Material provided:
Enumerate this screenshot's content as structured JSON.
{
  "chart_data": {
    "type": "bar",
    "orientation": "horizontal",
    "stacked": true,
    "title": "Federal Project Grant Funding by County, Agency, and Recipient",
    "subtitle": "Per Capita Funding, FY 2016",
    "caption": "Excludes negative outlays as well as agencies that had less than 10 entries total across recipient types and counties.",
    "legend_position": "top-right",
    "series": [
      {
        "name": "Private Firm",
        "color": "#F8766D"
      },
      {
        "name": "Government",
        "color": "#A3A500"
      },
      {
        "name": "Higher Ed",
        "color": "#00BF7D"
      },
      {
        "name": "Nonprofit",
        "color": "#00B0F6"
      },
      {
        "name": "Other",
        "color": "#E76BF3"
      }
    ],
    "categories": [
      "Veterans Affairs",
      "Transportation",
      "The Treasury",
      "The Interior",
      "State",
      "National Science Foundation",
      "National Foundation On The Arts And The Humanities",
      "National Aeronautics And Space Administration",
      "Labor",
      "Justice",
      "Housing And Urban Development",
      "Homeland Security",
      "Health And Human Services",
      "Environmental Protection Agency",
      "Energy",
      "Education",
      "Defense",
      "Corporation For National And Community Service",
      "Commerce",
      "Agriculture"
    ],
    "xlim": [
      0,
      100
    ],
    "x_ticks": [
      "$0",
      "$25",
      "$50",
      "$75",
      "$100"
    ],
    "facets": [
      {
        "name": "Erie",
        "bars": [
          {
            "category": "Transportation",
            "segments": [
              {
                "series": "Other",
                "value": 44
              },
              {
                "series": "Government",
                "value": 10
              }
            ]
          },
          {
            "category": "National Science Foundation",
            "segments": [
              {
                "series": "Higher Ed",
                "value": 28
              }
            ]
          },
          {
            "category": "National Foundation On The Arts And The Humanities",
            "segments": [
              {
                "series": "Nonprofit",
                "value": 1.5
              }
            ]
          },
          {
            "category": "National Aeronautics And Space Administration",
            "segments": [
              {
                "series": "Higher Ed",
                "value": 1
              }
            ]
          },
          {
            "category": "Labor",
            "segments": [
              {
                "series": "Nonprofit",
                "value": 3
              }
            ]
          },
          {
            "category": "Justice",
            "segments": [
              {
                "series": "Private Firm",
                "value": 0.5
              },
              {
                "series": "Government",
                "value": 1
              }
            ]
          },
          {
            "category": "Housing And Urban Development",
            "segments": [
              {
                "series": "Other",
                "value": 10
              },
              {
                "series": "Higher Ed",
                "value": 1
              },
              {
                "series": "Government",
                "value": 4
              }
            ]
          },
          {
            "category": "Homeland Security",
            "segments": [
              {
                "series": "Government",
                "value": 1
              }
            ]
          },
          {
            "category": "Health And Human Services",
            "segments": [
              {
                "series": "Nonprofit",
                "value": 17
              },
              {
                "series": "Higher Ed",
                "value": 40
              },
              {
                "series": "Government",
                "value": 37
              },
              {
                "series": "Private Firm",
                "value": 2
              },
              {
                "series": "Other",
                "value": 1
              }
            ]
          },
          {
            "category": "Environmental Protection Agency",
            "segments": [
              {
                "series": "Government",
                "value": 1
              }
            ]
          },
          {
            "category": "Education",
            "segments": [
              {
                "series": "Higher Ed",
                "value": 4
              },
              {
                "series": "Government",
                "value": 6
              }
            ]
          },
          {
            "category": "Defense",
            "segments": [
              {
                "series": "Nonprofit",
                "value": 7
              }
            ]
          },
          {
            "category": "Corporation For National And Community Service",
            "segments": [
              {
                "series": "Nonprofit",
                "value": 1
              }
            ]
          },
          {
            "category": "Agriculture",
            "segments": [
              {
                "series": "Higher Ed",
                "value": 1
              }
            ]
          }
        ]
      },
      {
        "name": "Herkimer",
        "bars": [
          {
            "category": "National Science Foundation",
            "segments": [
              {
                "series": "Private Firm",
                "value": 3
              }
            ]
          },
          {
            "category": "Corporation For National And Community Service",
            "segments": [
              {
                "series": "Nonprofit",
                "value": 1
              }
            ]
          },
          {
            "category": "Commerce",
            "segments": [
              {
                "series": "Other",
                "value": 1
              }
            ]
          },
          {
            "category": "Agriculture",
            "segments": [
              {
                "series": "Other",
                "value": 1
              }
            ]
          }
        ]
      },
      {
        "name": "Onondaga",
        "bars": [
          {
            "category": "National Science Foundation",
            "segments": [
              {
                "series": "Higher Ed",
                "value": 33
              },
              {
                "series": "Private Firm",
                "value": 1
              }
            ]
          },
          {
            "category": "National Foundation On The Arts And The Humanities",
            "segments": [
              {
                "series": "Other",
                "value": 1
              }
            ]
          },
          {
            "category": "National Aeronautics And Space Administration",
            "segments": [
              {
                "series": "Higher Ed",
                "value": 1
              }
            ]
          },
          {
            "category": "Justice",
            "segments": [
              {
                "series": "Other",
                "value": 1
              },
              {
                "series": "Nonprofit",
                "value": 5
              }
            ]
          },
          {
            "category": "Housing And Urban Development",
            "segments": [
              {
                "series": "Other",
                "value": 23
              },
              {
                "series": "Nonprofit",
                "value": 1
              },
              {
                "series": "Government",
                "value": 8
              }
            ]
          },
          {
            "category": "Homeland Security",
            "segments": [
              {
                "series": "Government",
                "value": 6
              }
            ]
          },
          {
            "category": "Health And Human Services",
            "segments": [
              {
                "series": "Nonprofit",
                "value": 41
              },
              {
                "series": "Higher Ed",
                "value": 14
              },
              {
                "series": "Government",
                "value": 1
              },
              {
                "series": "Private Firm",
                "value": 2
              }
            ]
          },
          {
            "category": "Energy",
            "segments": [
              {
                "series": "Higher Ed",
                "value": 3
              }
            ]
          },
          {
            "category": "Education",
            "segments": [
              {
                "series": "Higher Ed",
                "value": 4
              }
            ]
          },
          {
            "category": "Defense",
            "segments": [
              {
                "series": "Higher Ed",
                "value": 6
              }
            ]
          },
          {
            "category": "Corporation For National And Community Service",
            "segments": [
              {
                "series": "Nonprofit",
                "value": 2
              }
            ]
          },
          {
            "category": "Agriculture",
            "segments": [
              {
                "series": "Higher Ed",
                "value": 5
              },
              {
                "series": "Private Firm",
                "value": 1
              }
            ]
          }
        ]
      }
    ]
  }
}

Brief: Write the material out again word for word.

Complete answer:
Enumerate this screenshot's content as structured JSON.
{
  "chart_data": {
    "type": "bar",
    "orientation": "horizontal",
    "stacked": true,
    "title": "Federal Project Grant Funding by County, Agency, and Recipient",
    "subtitle": "Per Capita Funding, FY 2016",
    "caption": "Excludes negative outlays as well as agencies that had less than 10 entries total across recipient types and counties.",
    "legend_position": "top-right",
    "series": [
      {
        "name": "Private Firm",
        "color": "#F8766D"
      },
      {
        "name": "Government",
        "color": "#A3A500"
      },
      {
        "name": "Higher Ed",
        "color": "#00BF7D"
      },
      {
        "name": "Nonprofit",
        "color": "#00B0F6"
      },
      {
        "name": "Other",
        "color": "#E76BF3"
      }
    ],
    "categories": [
      "Veterans Affairs",
      "Transportation",
      "The Treasury",
      "The Interior",
      "State",
      "National Science Foundation",
      "National Foundation On The Arts And The Humanities",
      "National Aeronautics And Space Administration",
      "Labor",
      "Justice",
      "Housing And Urban Development",
      "Homeland Security",
      "Health And Human Services",
      "Environmental Protection Agency",
      "Energy",
      "Education",
      "Defense",
      "Corporation For National And Community Service",
      "Commerce",
      "Agriculture"
    ],
    "xlim": [
      0,
      100
    ],
    "x_ticks": [
      "$0",
      "$25",
      "$50",
      "$75",
      "$100"
    ],
    "facets": [
      {
        "name": "Erie",
        "bars": [
          {
            "category": "Transportation",
            "segments": [
              {
                "series": "Other",
                "value": 44
              },
              {
                "series": "Government",
                "value": 10
              }
            ]
          },
          {
            "category": "National Science Foundation",
            "segments": [
              {
                "series": "Higher Ed",
                "value": 28
              }
            ]
          },
          {
            "category": "National Foundation On The Arts And The Humanities",
            "segments": [
              {
                "series": "Nonprofit",
                "value": 1.5
              }
            ]
          },
          {
            "category": "National Aeronautics And Space Administration",
            "segments": [
              {
                "series": "Higher Ed",
                "value": 1
              }
            ]
          },
          {
            "category": "Labor",
            "segments": [
              {
                "series": "Nonprofit",
                "value": 3
              }
            ]
          },
          {
            "category": "Justice",
            "segments": [
              {
                "series": "Private Firm",
                "value": 0.5
              },
              {
                "series": "Government",
                "value": 1
              }
            ]
          },
          {
            "category": "Housing And Urban Development",
            "segments": [
              {
                "series": "Other",
                "value": 10
              },
              {
                "series": "Higher Ed",
                "value": 1
              },
              {
                "series": "Government",
                "value": 4
              }
            ]
          },
          {
            "category": "Homeland Security",
            "segments": [
              {
                "series": "Government",
                "value": 1
              }
            ]
          },
          {
            "category": "Health And Human Services",
            "segments": [
              {
                "series": "Nonprofit",
                "value": 17
              },
              {
                "series": "Higher Ed",
                "value": 40
              },
              {
                "series": "Government",
                "value": 37
              },
              {
                "series": "Private Firm",
                "value": 2
              },
              {
                "series": "Other",
                "value": 1
              }
            ]
          },
          {
            "category": "Environmental Protection Agency",
            "segments": [
              {
                "series": "Government",
                "value": 1
              }
            ]
          },
          {
            "category": "Education",
            "segments": [
              {
                "series": "Higher Ed",
                "value": 4
              },
              {
                "series": "Government",
                "value": 6
              }
            ]
          },
          {
            "category": "Defense",
            "segments": [
              {
                "series": "Nonprofit",
                "value": 7
              }
            ]
          },
          {
            "category": "Corporation For National And Community Service",
            "segments": [
              {
                "series": "Nonprofit",
                "value": 1
              }
            ]
          },
          {
            "category": "Agriculture",
            "segments": [
              {
                "series": "Higher Ed",
                "value": 1
              }
            ]
          }
        ]
      },
      {
        "name": "Herkimer",
        "bars": [
          {
            "category": "National Science Foundation",
            "segments": [
              {
                "series": "Private Firm",
                "value": 3
              }
            ]
          },
          {
            "category": "Corporation For National And Community Service",
            "segments": [
              {
                "series": "Nonprofit",
                "value": 1
              }
            ]
          },
          {
            "category": "Commerce",
            "segments": [
              {
                "series": "Other",
                "value": 1
              }
            ]
          },
          {
            "category": "Agriculture",
            "segments": [
              {
                "series": "Other",
                "value": 1
              }
            ]
          }
        ]
      },
      {
        "name": "Onondaga",
        "bars": [
          {
            "category": "National Science Foundation",
            "segments": [
              {
                "series": "Higher Ed",
                "value": 33
              },
              {
                "series": "Private Firm",
                "value": 1
              }
            ]
          },
          {
            "category": "National Foundation On The Arts And The Humanities",
            "segments": [
              {
                "series": "Other",
                "value": 1
              }
            ]
          },
          {
            "category": "National Aeronautics And Space Administration",
            "segments": [
              {
                "series": "Higher Ed",
                "value": 1
              }
            ]
          },
          {
            "category": "Justice",
            "segments": [
              {
                "series": "Other",
                "value": 1
              },
              {
                "series": "Nonprofit",
                "value": 5
              }
            ]
          },
          {
            "category": "Housing And Urban Development",
            "segments": [
              {
                "series": "Other",
                "value": 23
              },
              {
                "series": "Nonprofit",
                "value": 1
              },
              {
                "series": "Government",
                "value": 8
              }
            ]
          },
          {
            "category": "Homeland Security",
            "segments": [
              {
                "series": "Government",
                "value": 6
              }
            ]
          },
          {
            "category": "Health And Human Services",
            "segments": [
              {
                "series": "Nonprofit",
                "value": 41
              },
              {
                "series": "Higher Ed",
                "value": 14
              },
              {
                "series": "Government",
                "value": 1
              },
              {
                "series": "Private Firm",
                "value": 2
              }
            ]
          },
          {
            "category": "Energy",
            "segments": [
              {
                "series": "Higher Ed",
                "value": 3
              }
            ]
          },
          {
            "category": "Education",
            "segments": [
              {
                "series": "Higher Ed",
                "value": 4
              }
            ]
          },
          {
            "category": "Defense",
            "segments": [
              {
                "series": "Higher Ed",
                "value": 6
              }
            ]
          },
          {
            "category": "Corporation For National And Community Service",
            "segments": [
              {
                "series": "Nonprofit",
                "value": 2
              }
            ]
          },
          {
            "category": "Agriculture",
            "segments": [
              {
                "series": "Higher Ed",
                "value": 5
              },
              {
                "series": "Private Firm",
                "value": 1
              }
            ]
          }
        ]
      }
    ]
  }
}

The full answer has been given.